Records supplied —
☆ ☆ ☆ ☆ ☆ ☆ ☆
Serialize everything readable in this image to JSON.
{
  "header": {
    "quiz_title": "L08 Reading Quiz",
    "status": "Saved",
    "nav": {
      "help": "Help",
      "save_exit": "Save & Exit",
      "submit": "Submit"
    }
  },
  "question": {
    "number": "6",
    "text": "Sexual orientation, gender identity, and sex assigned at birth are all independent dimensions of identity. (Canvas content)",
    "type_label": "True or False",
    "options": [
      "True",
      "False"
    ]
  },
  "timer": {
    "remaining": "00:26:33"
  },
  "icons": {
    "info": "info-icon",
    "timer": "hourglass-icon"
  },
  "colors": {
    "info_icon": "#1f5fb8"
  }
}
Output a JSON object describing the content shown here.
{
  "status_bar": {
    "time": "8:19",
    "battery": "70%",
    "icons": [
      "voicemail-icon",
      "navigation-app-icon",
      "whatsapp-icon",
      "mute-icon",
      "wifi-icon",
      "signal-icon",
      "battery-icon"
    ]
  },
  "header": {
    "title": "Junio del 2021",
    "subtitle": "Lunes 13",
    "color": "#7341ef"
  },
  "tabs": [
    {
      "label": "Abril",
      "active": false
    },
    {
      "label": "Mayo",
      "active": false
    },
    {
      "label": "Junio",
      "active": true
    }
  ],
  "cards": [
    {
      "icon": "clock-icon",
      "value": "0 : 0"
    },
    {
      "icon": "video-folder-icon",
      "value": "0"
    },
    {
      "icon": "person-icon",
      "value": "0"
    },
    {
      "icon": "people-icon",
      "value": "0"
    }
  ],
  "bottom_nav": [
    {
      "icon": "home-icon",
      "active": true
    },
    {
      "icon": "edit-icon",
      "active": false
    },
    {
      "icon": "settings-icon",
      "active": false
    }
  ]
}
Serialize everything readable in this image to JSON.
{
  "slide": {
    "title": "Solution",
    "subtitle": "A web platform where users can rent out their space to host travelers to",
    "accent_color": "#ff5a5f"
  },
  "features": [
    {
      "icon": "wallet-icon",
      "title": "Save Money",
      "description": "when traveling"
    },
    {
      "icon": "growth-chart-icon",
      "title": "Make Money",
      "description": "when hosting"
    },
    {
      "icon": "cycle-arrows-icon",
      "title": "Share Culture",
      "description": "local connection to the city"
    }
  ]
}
☆ ☆ ☆ ☆ ☆ ☆ ☆
To do —
Check all the records above and select each line where the string "when" is found.

Answer to the exercise —
      "description": "when traveling"
      "description": "when hosting"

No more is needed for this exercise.